● **TASK DETAILS**
Only the pictures stay out; every record is to be quoted exactly.
··· DATA PROVIDED
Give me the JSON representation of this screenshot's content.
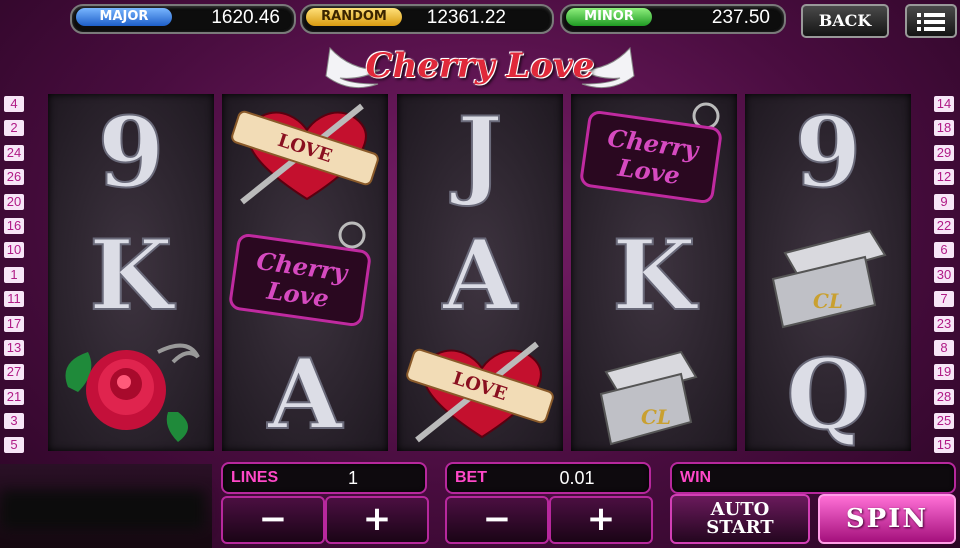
{
  "jackpots": {
    "major": {
      "label": "MAJOR",
      "value": "1620.46"
    },
    "random": {
      "label": "RANDOM",
      "value": "12361.22"
    },
    "minor": {
      "label": "MINOR",
      "value": "237.50"
    }
  },
  "header": {
    "back_label": "BACK",
    "menu_icon": "menu-icon"
  },
  "logo": {
    "text": "Cherry Love"
  },
  "left_lines": [
    "4",
    "2",
    "24",
    "26",
    "20",
    "16",
    "10",
    "1",
    "11",
    "17",
    "13",
    "27",
    "21",
    "3",
    "5"
  ],
  "right_lines": [
    "14",
    "18",
    "29",
    "12",
    "9",
    "22",
    "6",
    "30",
    "7",
    "23",
    "8",
    "19",
    "28",
    "25",
    "15"
  ],
  "reels": [
    [
      "9",
      "K",
      "rose"
    ],
    [
      "heart",
      "cherry-love-tag",
      "A"
    ],
    [
      "J",
      "A",
      "heart"
    ],
    [
      "cherry-love-tag",
      "K",
      "lighter"
    ],
    [
      "9",
      "lighter",
      "Q"
    ]
  ],
  "controls": {
    "lines_label": "LINES",
    "lines_value": "1",
    "bet_label": "BET",
    "bet_value": "0.01",
    "win_label": "WIN",
    "win_value": "",
    "minus": "−",
    "plus": "+",
    "auto_line1": "AUTO",
    "auto_line2": "START",
    "spin_label": "SPIN"
  },
  "colors": {
    "accent": "#b7289d",
    "label_pink": "#ff48c8",
    "background": "#4a0d40"
  }
}
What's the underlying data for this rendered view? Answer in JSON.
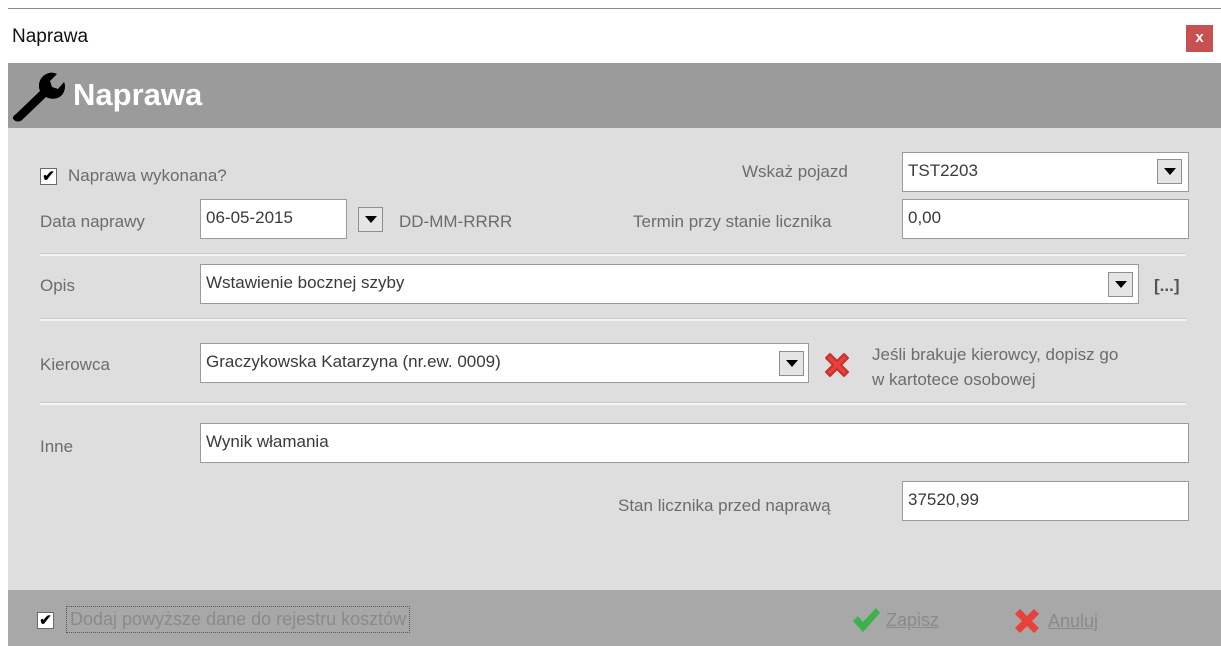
{
  "window": {
    "title": "Naprawa",
    "close_label": "x"
  },
  "header": {
    "title": "Naprawa",
    "icon": "wrench-icon"
  },
  "form": {
    "done_checkbox": {
      "label": "Naprawa wykonana?",
      "checked": true
    },
    "vehicle": {
      "label": "Wskaż pojazd",
      "value": "TST2203"
    },
    "repair_date": {
      "label": "Data naprawy",
      "value": "06-05-2015",
      "format_hint": "DD-MM-RRRR"
    },
    "odometer_due": {
      "label": "Termin przy stanie licznika",
      "value": "0,00"
    },
    "description": {
      "label": "Opis",
      "value": "Wstawienie bocznej szyby",
      "more_label": "[...]"
    },
    "driver": {
      "label": "Kierowca",
      "value": "Graczykowska Katarzyna (nr.ew. 0009)",
      "hint_line1": "Jeśli brakuje kierowcy, dopisz go",
      "hint_line2": "w kartotece osobowej"
    },
    "other": {
      "label": "Inne",
      "value": "Wynik włamania"
    },
    "odometer_before": {
      "label": "Stan licznika przed naprawą",
      "value": "37520,99"
    }
  },
  "footer": {
    "cost_checkbox": {
      "label": "Dodaj powyższe dane do rejestru kosztów",
      "checked": true
    },
    "save_label": "Zapisz",
    "cancel_label": "Anuluj"
  },
  "colors": {
    "header_bg": "#9b9b9b",
    "panel_bg": "#dedede",
    "footer_bg": "#a8a8a8",
    "close_bg": "#c75050",
    "clear_red": "#e8413c",
    "save_green": "#3bb34a"
  }
}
······
● **EXERCISE ANSWER**
Give me the JSON representation of this screenshot's content.
{
  "jackpots": {
    "major": {
      "label": "MAJOR",
      "value": "1620.46"
    },
    "random": {
      "label": "RANDOM",
      "value": "12361.22"
    },
    "minor": {
      "label": "MINOR",
      "value": "237.50"
    }
  },
  "header": {
    "back_label": "BACK",
    "menu_icon": "menu-icon"
  },
  "logo": {
    "text": "Cherry Love"
  },
  "left_lines": [
    "4",
    "2",
    "24",
    "26",
    "20",
    "16",
    "10",
    "1",
    "11",
    "17",
    "13",
    "27",
    "21",
    "3",
    "5"
  ],
  "right_lines": [
    "14",
    "18",
    "29",
    "12",
    "9",
    "22",
    "6",
    "30",
    "7",
    "23",
    "8",
    "19",
    "28",
    "25",
    "15"
  ],
  "reels": [
    [
      "9",
      "K",
      "rose"
    ],
    [
      "heart",
      "cherry-love-tag",
      "A"
    ],
    [
      "J",
      "A",
      "heart"
    ],
    [
      "cherry-love-tag",
      "K",
      "lighter"
    ],
    [
      "9",
      "lighter",
      "Q"
    ]
  ],
  "controls": {
    "lines_label": "LINES",
    "lines_value": "1",
    "bet_label": "BET",
    "bet_value": "0.01",
    "win_label": "WIN",
    "win_value": "",
    "minus": "−",
    "plus": "+",
    "auto_line1": "AUTO",
    "auto_line2": "START",
    "spin_label": "SPIN"
  },
  "colors": {
    "accent": "#b7289d",
    "label_pink": "#ff48c8",
    "background": "#4a0d40"
  }
}
What's the underlying data for this rendered view? Answer in JSON.
{
  "window": {
    "title": "Naprawa",
    "close_label": "x"
  },
  "header": {
    "title": "Naprawa",
    "icon": "wrench-icon"
  },
  "form": {
    "done_checkbox": {
      "label": "Naprawa wykonana?",
      "checked": true
    },
    "vehicle": {
      "label": "Wskaż pojazd",
      "value": "TST2203"
    },
    "repair_date": {
      "label": "Data naprawy",
      "value": "06-05-2015",
      "format_hint": "DD-MM-RRRR"
    },
    "odometer_due": {
      "label": "Termin przy stanie licznika",
      "value": "0,00"
    },
    "description": {
      "label": "Opis",
      "value": "Wstawienie bocznej szyby",
      "more_label": "[...]"
    },
    "driver": {
      "label": "Kierowca",
      "value": "Graczykowska Katarzyna (nr.ew. 0009)",
      "hint_line1": "Jeśli brakuje kierowcy, dopisz go",
      "hint_line2": "w kartotece osobowej"
    },
    "other": {
      "label": "Inne",
      "value": "Wynik włamania"
    },
    "odometer_before": {
      "label": "Stan licznika przed naprawą",
      "value": "37520,99"
    }
  },
  "footer": {
    "cost_checkbox": {
      "label": "Dodaj powyższe dane do rejestru kosztów",
      "checked": true
    },
    "save_label": "Zapisz",
    "cancel_label": "Anuluj"
  },
  "colors": {
    "header_bg": "#9b9b9b",
    "panel_bg": "#dedede",
    "footer_bg": "#a8a8a8",
    "close_bg": "#c75050",
    "clear_red": "#e8413c",
    "save_green": "#3bb34a"
  }
}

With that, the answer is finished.